Short exercise: Locate the word "Mortgages" in the entries below, then gather every line that holds it.
## begin Exercise input
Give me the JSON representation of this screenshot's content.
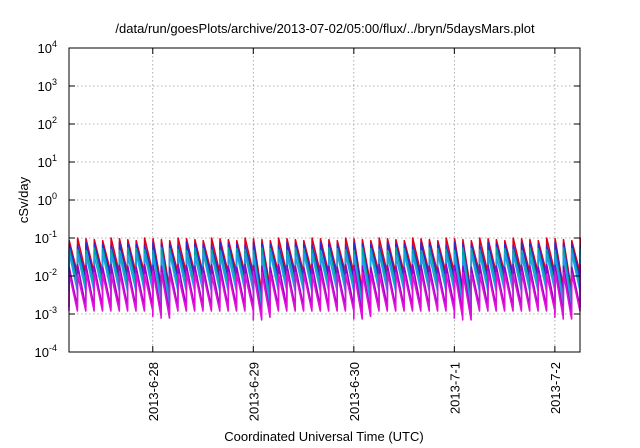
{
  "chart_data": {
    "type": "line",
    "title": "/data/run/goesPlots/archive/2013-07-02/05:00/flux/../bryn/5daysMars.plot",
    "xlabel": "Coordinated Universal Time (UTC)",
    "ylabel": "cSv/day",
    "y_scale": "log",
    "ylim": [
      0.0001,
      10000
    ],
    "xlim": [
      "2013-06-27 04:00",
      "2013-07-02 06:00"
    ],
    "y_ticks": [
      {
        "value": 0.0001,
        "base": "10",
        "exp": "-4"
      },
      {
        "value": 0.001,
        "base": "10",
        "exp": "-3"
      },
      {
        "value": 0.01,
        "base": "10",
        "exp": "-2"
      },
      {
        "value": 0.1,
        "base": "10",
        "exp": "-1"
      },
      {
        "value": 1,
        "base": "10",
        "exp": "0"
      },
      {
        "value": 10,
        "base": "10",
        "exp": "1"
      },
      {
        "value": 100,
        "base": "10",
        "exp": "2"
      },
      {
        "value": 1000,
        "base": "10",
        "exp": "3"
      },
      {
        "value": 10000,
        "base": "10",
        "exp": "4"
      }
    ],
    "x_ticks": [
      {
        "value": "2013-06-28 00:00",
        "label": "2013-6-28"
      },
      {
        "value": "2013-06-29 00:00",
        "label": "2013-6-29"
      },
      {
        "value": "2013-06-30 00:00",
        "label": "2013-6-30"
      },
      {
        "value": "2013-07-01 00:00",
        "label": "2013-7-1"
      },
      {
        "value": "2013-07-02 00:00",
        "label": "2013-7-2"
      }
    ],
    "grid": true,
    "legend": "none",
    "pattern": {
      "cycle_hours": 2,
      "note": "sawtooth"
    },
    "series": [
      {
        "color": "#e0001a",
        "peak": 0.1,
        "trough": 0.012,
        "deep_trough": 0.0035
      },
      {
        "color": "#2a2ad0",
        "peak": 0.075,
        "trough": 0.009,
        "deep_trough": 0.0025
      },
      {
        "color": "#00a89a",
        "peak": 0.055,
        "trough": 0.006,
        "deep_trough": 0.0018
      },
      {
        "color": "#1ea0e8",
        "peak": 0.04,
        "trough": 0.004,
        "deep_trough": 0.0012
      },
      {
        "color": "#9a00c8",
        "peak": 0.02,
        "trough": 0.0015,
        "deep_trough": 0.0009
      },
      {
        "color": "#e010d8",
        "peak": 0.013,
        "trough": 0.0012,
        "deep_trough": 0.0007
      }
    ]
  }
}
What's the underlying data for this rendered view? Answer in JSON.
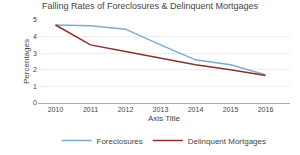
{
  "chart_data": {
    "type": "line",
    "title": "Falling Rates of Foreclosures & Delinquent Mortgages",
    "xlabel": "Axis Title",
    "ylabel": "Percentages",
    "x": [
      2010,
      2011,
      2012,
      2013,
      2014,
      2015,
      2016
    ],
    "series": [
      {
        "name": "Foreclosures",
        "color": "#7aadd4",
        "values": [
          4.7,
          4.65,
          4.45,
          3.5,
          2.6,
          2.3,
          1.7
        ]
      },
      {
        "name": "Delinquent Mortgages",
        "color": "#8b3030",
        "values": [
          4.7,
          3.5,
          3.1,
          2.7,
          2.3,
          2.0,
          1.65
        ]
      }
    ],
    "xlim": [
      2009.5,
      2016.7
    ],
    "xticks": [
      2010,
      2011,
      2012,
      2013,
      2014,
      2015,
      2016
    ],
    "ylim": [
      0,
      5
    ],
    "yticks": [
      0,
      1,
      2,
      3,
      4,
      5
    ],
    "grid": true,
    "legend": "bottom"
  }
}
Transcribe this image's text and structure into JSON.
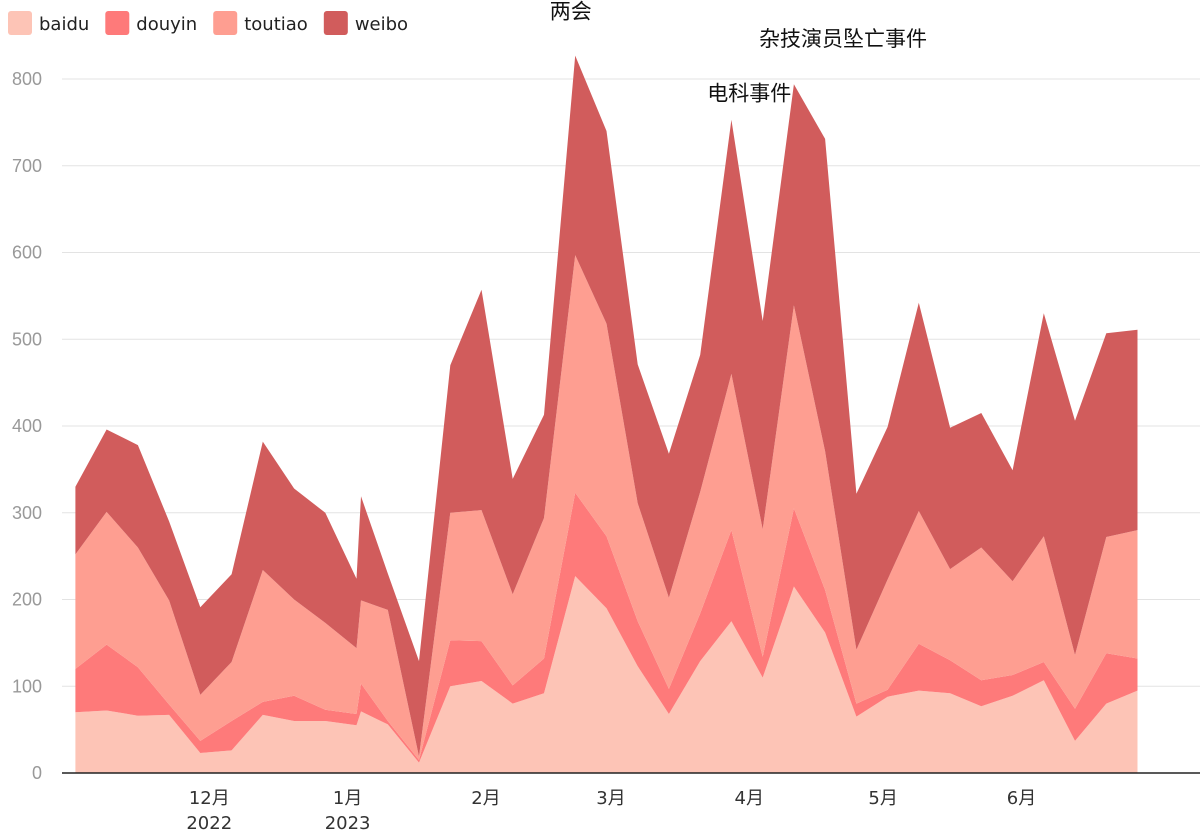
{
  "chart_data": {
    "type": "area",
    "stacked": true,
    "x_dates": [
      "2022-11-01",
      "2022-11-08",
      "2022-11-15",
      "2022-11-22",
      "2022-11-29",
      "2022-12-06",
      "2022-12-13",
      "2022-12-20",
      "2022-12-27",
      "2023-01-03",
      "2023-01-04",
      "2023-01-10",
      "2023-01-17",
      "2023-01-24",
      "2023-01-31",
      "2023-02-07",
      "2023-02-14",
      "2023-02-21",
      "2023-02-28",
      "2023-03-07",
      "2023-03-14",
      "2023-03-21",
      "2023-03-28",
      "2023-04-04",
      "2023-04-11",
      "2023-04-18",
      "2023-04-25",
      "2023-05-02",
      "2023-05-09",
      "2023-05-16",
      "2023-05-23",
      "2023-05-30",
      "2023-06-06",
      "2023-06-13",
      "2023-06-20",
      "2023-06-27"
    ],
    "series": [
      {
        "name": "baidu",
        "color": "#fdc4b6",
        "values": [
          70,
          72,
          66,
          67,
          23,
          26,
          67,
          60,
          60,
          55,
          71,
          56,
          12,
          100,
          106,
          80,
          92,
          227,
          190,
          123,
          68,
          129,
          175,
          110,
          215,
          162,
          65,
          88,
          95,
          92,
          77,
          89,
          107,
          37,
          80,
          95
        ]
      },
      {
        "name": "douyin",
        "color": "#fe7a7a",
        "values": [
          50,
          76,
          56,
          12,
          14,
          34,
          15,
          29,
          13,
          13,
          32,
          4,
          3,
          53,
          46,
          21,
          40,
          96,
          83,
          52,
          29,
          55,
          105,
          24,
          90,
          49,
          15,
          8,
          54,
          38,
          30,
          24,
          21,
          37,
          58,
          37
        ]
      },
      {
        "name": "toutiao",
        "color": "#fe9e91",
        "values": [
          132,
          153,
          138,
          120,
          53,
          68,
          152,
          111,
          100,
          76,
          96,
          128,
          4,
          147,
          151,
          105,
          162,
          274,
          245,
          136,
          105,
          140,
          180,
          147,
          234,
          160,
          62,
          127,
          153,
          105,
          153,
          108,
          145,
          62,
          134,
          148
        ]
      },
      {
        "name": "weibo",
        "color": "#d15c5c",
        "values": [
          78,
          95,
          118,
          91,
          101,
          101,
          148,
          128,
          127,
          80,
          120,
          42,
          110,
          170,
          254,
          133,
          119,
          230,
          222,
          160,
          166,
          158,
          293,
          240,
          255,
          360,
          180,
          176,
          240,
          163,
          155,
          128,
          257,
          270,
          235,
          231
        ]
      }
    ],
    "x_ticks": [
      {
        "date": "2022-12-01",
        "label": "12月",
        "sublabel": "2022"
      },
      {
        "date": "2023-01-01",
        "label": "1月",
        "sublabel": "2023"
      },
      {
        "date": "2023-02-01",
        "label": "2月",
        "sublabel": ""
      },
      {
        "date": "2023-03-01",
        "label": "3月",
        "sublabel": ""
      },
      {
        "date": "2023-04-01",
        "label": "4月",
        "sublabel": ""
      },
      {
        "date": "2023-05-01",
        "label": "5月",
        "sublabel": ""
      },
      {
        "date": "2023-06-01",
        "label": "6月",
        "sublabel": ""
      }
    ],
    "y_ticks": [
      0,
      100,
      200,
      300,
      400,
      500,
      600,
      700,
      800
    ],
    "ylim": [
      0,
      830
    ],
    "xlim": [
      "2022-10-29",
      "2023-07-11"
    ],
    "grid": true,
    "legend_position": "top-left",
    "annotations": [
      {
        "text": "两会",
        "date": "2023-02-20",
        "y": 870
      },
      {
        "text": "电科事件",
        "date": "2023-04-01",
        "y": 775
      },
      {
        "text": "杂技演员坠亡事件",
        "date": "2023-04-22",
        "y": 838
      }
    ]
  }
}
## end Exercise input
Solution:
    "title": "Falling Rates of Foreclosures & Delinquent Mortgages",
        "name": "Delinquent Mortgages",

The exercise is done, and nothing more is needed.